Short task:
Starting at the beginning of the rows and ending with the line that contains "page-title: Détails de", write those lines out again with "components" swapped for "elements" and nothing else altered.

Dataset extract:
....

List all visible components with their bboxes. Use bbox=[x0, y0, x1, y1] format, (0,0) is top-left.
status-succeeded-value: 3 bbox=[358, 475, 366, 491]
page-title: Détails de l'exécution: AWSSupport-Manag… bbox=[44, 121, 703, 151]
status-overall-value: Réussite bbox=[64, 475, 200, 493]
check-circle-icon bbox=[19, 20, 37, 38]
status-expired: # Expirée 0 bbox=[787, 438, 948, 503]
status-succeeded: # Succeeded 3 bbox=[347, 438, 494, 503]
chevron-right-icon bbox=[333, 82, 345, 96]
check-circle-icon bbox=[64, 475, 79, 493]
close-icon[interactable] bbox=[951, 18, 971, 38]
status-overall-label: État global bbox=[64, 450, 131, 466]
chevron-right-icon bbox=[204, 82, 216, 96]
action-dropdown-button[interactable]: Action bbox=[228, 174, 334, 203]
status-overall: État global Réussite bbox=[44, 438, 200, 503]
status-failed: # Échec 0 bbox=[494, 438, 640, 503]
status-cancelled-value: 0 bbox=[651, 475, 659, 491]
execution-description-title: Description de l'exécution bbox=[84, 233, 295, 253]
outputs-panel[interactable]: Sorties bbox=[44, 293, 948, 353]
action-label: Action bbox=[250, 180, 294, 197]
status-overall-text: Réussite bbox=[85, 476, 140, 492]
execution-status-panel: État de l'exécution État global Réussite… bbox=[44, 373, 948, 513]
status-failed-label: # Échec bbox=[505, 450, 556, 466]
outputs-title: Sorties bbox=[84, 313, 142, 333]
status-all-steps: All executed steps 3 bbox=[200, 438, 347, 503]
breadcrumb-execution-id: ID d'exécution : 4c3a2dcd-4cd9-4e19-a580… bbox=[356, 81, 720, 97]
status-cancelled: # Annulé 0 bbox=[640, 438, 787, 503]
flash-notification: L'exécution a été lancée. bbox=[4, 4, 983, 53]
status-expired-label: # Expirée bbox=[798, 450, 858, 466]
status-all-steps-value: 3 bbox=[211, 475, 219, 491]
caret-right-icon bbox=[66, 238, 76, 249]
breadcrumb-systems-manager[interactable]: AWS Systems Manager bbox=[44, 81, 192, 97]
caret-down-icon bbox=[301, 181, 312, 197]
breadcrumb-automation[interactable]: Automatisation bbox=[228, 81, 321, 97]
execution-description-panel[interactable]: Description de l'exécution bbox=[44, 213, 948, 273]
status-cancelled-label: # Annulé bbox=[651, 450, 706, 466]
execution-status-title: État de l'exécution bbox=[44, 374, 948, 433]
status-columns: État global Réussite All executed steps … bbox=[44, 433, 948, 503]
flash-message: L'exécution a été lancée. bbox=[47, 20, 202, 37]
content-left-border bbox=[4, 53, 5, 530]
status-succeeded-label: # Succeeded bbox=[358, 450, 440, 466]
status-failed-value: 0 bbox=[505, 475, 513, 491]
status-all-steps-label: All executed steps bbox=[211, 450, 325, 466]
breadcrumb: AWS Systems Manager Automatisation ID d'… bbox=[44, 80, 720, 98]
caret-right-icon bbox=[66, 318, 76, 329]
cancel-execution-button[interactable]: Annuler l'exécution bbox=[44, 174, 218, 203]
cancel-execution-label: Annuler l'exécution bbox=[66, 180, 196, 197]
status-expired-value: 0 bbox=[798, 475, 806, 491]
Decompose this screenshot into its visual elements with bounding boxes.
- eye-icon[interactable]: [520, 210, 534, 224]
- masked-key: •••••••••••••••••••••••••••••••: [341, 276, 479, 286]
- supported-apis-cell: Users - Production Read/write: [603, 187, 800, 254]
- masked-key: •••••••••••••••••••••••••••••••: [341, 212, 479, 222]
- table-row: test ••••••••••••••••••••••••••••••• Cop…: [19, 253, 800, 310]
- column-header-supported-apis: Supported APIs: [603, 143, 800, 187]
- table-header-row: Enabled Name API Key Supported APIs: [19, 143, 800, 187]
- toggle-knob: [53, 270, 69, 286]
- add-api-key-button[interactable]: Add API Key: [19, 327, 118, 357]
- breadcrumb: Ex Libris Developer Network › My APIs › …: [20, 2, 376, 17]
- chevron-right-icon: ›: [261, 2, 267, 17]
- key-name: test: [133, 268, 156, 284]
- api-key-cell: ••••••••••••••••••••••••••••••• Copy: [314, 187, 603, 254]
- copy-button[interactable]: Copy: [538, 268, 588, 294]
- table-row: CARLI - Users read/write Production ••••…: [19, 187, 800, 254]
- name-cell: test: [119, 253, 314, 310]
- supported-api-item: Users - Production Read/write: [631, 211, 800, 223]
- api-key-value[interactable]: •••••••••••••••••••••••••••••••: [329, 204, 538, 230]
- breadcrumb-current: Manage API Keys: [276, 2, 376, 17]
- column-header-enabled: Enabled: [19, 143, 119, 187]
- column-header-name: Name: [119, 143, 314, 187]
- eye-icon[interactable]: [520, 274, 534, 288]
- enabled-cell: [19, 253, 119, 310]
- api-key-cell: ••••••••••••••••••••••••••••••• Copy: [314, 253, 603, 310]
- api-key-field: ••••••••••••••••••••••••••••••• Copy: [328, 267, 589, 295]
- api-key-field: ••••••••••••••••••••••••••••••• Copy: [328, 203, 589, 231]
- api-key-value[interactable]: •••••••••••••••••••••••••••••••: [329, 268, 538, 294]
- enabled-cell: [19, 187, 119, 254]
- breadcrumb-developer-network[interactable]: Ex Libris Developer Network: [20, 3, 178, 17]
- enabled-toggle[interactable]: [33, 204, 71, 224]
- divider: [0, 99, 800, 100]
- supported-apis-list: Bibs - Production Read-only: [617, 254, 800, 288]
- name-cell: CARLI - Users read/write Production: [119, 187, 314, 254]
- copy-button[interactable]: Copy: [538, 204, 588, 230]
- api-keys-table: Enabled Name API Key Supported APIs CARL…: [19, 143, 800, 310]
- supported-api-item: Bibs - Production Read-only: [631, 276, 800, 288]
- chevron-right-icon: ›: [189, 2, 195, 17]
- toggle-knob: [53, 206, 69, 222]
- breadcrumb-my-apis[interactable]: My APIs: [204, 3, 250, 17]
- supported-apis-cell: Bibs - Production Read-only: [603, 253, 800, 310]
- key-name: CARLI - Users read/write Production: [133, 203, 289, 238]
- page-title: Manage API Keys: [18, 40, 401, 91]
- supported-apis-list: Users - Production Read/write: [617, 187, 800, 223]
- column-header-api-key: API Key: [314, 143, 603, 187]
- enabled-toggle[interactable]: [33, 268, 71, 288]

....

Exercise response:
List all visible elements with their bboxes. Use bbox=[x0, y0, x1, y1] format, (0,0) is top-left.
status-succeeded-value: 3 bbox=[358, 475, 366, 491]
page-title: Détails de l'exécution: AWSSupport-Manag… bbox=[44, 121, 703, 151]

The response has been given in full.